Problem: Look through the records below and say how many lines include "Contoh". Give only that number.
[Start of section]
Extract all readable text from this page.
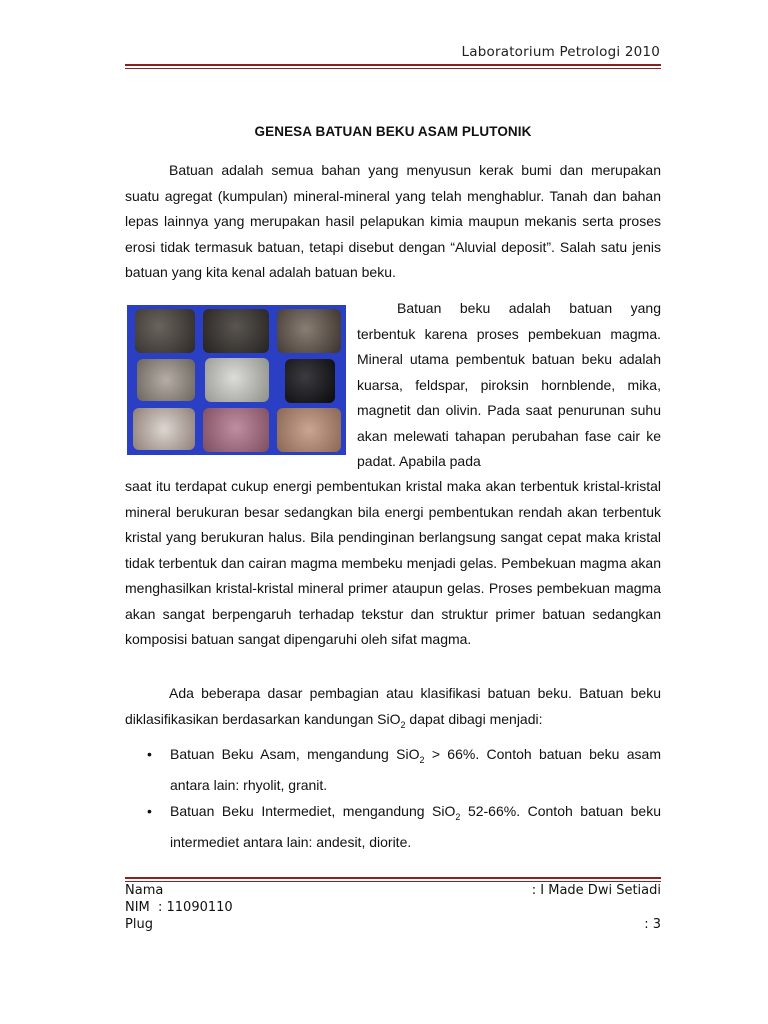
Laboratorium Petrologi 2010
GENESA BATUAN BEKU ASAM PLUTONIK

Batuan adalah semua bahan yang menyusun kerak bumi dan merupakan suatu agregat (kumpulan) mineral-mineral yang telah menghablur. Tanah dan bahan lepas lainnya yang merupakan hasil pelapukan kimia maupun mekanis serta proses erosi tidak termasuk batuan, tetapi disebut dengan “Aluvial deposit”. Salah satu jenis batuan yang kita kenal adalah batuan beku.

Batuan beku adalah batuan yang terbentuk karena proses pembekuan magma. Mineral utama pembentuk batuan beku adalah kuarsa, feldspar, piroksin hornblende, mika, magnetit dan olivin. Pada saat penurunan suhu akan melewati tahapan perubahan fase cair ke padat. Apabila pada

saat itu terdapat cukup energi pembentukan kristal maka akan terbentuk kristal-kristal mineral berukuran besar sedangkan bila energi pembentukan rendah akan terbentuk kristal yang berukuran halus. Bila pendinginan berlangsung sangat cepat maka kristal tidak terbentuk dan cairan magma membeku menjadi gelas. Pembekuan magma akan menghasilkan kristal-kristal mineral primer ataupun gelas. Proses pembekuan magma akan sangat berpengaruh terhadap tekstur dan struktur primer batuan sedangkan komposisi batuan sangat dipengaruhi oleh sifat magma.

Ada beberapa dasar pembagian atau klasifikasi batuan beku. Batuan beku diklasifikasikan berdasarkan kandungan SiO$_2$ dapat dibagi menjadi:

• Batuan Beku Asam, mengandung SiO$_2$ > 66%. Contoh batuan beku asam antara lain: rhyolit, granit.
• Batuan Beku Intermediet, mengandung SiO$_2$ 52-66%. Contoh batuan beku intermediet antara lain: andesit, diorite.
Nama	: I Made Dwi Setiadi
NIM : 11090110
Plug	: 3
[End of section]
Solution for this problem: 2